CHALLENGE: Copy the lines holding the word "上老王论坛当老王", all of them.

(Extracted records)
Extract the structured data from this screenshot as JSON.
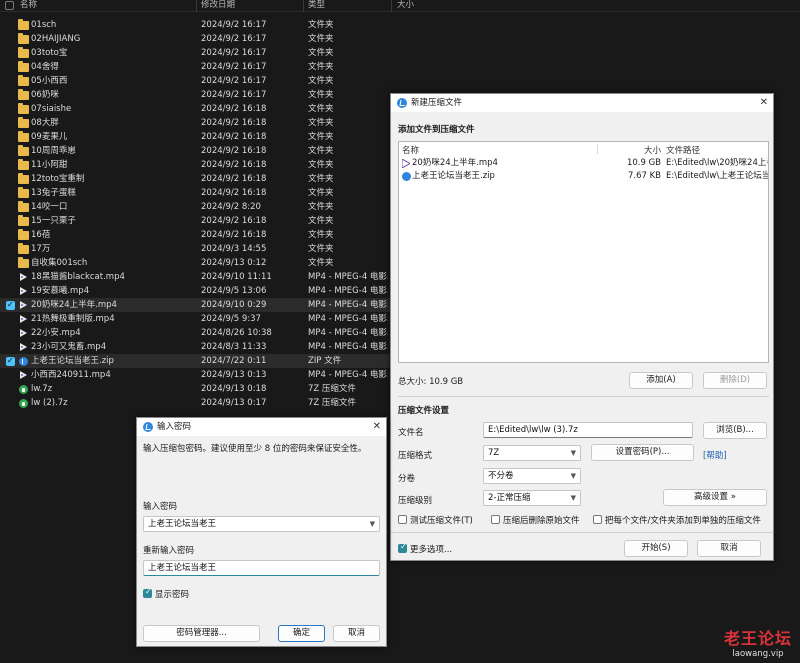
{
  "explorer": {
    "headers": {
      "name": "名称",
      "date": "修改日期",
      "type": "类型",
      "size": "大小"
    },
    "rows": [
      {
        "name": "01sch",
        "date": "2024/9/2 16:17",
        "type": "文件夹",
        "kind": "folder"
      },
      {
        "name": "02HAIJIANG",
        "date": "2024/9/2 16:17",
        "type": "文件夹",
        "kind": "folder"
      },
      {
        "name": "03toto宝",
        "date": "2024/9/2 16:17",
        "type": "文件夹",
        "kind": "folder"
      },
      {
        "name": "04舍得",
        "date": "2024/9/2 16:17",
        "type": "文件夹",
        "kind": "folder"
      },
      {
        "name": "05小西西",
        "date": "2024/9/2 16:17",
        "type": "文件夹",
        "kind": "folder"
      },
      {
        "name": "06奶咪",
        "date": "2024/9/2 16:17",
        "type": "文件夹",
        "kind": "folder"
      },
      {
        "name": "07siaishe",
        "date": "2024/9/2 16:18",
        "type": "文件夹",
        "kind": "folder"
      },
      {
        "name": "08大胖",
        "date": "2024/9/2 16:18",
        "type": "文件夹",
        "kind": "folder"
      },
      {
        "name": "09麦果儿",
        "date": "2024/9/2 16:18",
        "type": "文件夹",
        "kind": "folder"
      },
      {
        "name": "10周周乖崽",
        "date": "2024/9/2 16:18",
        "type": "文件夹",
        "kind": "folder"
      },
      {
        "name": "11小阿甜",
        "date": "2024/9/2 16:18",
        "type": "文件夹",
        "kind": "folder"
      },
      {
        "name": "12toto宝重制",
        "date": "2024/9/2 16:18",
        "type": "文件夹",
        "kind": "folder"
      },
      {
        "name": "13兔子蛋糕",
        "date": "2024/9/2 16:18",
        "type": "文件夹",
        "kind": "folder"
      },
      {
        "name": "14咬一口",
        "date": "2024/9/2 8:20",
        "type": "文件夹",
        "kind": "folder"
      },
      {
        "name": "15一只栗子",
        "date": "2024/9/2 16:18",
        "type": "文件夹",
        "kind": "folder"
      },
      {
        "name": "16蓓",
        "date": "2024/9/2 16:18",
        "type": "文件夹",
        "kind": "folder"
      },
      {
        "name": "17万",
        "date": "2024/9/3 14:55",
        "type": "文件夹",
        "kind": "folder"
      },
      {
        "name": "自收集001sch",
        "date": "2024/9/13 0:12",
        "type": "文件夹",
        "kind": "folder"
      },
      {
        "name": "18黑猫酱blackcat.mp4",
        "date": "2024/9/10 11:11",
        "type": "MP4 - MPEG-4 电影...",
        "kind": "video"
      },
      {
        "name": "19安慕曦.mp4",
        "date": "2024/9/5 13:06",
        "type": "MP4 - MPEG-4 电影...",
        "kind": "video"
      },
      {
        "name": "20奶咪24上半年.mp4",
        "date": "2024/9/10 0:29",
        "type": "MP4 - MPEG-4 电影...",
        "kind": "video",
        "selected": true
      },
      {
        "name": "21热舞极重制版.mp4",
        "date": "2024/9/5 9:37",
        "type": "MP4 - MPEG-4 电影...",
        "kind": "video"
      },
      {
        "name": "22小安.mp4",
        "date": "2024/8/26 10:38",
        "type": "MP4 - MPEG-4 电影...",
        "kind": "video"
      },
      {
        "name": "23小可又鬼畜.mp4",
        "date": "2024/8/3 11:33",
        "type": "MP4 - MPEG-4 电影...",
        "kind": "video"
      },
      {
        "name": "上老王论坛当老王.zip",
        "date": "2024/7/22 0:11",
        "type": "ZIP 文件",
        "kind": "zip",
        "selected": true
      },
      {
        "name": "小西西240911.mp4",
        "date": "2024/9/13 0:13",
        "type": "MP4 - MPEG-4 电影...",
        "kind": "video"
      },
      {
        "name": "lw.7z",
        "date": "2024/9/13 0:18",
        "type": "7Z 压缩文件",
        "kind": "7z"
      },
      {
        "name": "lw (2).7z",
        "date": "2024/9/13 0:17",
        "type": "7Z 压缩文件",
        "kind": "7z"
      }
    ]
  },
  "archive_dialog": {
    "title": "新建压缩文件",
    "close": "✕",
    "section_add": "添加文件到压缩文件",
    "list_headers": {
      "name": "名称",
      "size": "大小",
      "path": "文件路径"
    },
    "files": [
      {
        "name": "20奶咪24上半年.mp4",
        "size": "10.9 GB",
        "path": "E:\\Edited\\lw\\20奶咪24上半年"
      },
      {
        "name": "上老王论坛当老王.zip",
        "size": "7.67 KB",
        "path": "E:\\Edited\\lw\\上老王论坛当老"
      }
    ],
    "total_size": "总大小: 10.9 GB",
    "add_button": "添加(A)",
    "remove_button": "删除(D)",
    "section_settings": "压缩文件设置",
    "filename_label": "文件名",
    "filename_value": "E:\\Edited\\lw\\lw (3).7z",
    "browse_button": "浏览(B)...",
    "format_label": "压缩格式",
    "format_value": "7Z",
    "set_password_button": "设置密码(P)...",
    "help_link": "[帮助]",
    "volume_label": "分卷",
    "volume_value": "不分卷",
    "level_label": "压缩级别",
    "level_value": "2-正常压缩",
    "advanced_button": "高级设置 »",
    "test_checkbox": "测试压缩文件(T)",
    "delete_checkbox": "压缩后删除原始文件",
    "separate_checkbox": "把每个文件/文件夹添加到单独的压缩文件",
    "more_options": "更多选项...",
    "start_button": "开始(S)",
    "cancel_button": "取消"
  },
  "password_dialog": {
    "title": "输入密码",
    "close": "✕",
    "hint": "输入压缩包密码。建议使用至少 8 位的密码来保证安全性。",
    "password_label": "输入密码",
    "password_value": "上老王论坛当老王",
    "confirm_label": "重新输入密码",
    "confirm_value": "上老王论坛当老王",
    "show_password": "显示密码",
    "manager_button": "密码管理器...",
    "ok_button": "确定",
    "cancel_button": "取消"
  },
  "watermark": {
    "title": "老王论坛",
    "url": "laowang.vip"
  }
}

RESULT:
        "name": "上老王论坛当老王.zip",
        "name": "上老王论坛当老王.zip",
    "password_value": "上老王论坛当老王",
    "confirm_value": "上老王论坛当老王",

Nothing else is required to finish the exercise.